Records to process:
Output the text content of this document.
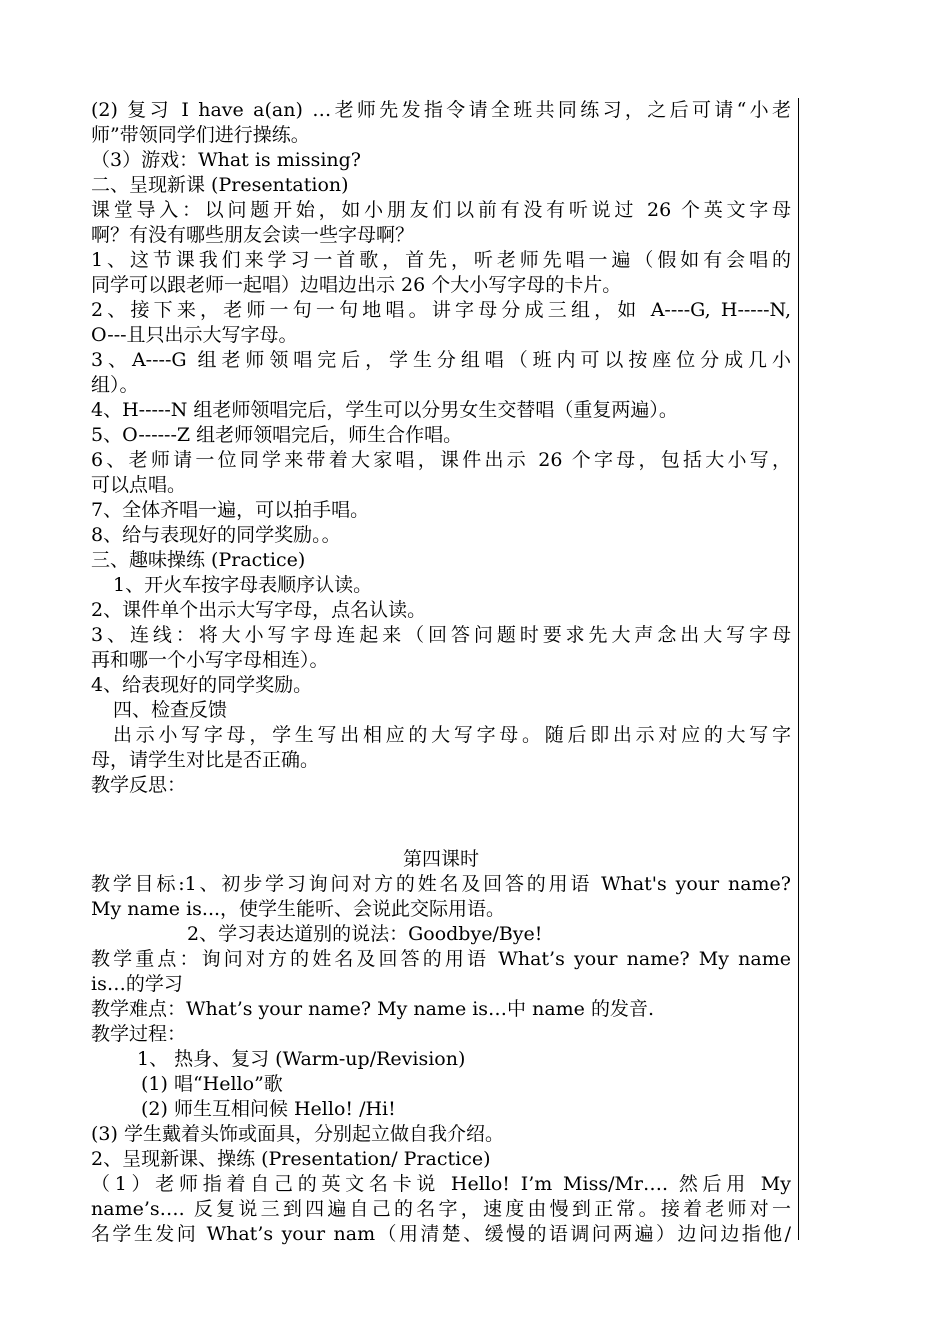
(2) 复习 I have a(an) …老师先发指令请全班共同练习，之后可请“小老
师”带领同学们进行操练。
（3）游戏：What is missing?
二、呈现新课 (Presentation)
课堂导入：以问题开始，如小朋友们以前有没有听说过 26 个英文字母
啊？有没有哪些朋友会读一些字母啊？
1、这节课我们来学习一首歌，首先，听老师先唱一遍（假如有会唱的
同学可以跟老师一起唱）边唱边出示 26 个大小写字母的卡片。
2、接下来，老师一句一句地唱。讲字母分成三组，如 A----G, H-----N,
O---且只出示大写字母。
3、A----G 组老师领唱完后，学生分组唱（班内可以按座位分成几小
组）。
4、H-----N 组老师领唱完后，学生可以分男女生交替唱（重复两遍）。
5、O------Z 组老师领唱完后，师生合作唱。
6、老师请一位同学来带着大家唱，课件出示 26 个字母，包括大小写，
可以点唱。
7、全体齐唱一遍，可以拍手唱。
8、给与表现好的同学奖励。。
三、趣味操练 (Practice)
1、开火车按字母表顺序认读。
2、课件单个出示大写字母，点名认读。
3、连线：将大小写字母连起来（回答问题时要求先大声念出大写字母
再和哪一个小写字母相连）。
4、给表现好的同学奖励。
四、检查反馈
出示小写字母，学生写出相应的大写字母。随后即出示对应的大写字
母，请学生对比是否正确。
教学反思：
第四课时
教学目标:1、初步学习询问对方的姓名及回答的用语 What's your name?
My name is...，使学生能听、会说此交际用语。
2、学习表达道别的说法：Goodbye/Bye!
教学重点：询问对方的姓名及回答的用语 What’s your name? My name
is…的学习
教学难点：What’s your name? My name is…中 name 的发音.
教学过程：
1、 热身、复习 (Warm-up/Revision)
(1) 唱“Hello”歌
(2) 师生互相问候 Hello! /Hi!
(3) 学生戴着头饰或面具，分别起立做自我介绍。
2、呈现新课、操练 (Presentation/ Practice)
（1）老师指着自己的英文名卡说 Hello! I’m Miss/Mr…. 然后用 My
name’s…. 反复说三到四遍自己的名字，速度由慢到正常。接着老师对一
名学生发问 What’s your nam（用清楚、缓慢的语调问两遍）边问边指他/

Aim: The material above must be printed exactly, with its pictures left out.

Written solution:
Output the text content of this document.
(2) 复习 I have a(an) …老师先发指令请全班共同练习，之后可请“小老
师”带领同学们进行操练。
（3）游戏：What is missing?
二、呈现新课 (Presentation)
课堂导入：以问题开始，如小朋友们以前有没有听说过 26 个英文字母
啊？有没有哪些朋友会读一些字母啊？
1、这节课我们来学习一首歌，首先，听老师先唱一遍（假如有会唱的
同学可以跟老师一起唱）边唱边出示 26 个大小写字母的卡片。
2、接下来，老师一句一句地唱。讲字母分成三组，如 A----G, H-----N,
O---且只出示大写字母。
3、A----G 组老师领唱完后，学生分组唱（班内可以按座位分成几小
组）。
4、H-----N 组老师领唱完后，学生可以分男女生交替唱（重复两遍）。
5、O------Z 组老师领唱完后，师生合作唱。
6、老师请一位同学来带着大家唱，课件出示 26 个字母，包括大小写，
可以点唱。
7、全体齐唱一遍，可以拍手唱。
8、给与表现好的同学奖励。。
三、趣味操练 (Practice)
1、开火车按字母表顺序认读。
2、课件单个出示大写字母，点名认读。
3、连线：将大小写字母连起来（回答问题时要求先大声念出大写字母
再和哪一个小写字母相连）。
4、给表现好的同学奖励。
四、检查反馈
出示小写字母，学生写出相应的大写字母。随后即出示对应的大写字
母，请学生对比是否正确。
教学反思：
第四课时
教学目标:1、初步学习询问对方的姓名及回答的用语 What's your name?
My name is...，使学生能听、会说此交际用语。
2、学习表达道别的说法：Goodbye/Bye!
教学重点：询问对方的姓名及回答的用语 What’s your name? My name
is…的学习
教学难点：What’s your name? My name is…中 name 的发音.
教学过程：
1、 热身、复习 (Warm-up/Revision)
(1) 唱“Hello”歌
(2) 师生互相问候 Hello! /Hi!
(3) 学生戴着头饰或面具，分别起立做自我介绍。
2、呈现新课、操练 (Presentation/ Practice)
（1）老师指着自己的英文名卡说 Hello! I’m Miss/Mr…. 然后用 My
name’s…. 反复说三到四遍自己的名字，速度由慢到正常。接着老师对一
名学生发问 What’s your nam（用清楚、缓慢的语调问两遍）边问边指他/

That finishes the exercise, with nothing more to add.